◆ What you need to do
Every record should be written out exactly, with the pictures left out.

────────────────────────────────────────

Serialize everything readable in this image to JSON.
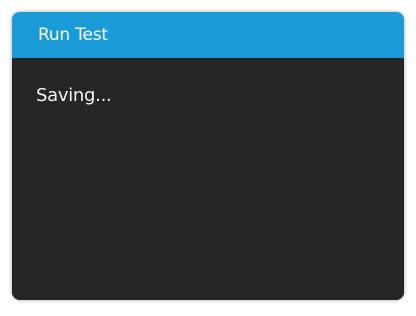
{
  "dialog": {
    "title": "Run Test",
    "status_text": "Saving..."
  },
  "colors": {
    "titlebar_bg": "#1a9bd7",
    "body_bg": "#262626",
    "text": "#ffffff"
  }
}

────────────────────────────────────────

◆ Answer below
Serialize everything readable in this image to JSON.
{
  "dialog": {
    "title": "Run Test",
    "status_text": "Saving..."
  },
  "colors": {
    "titlebar_bg": "#1a9bd7",
    "body_bg": "#262626",
    "text": "#ffffff"
  }
}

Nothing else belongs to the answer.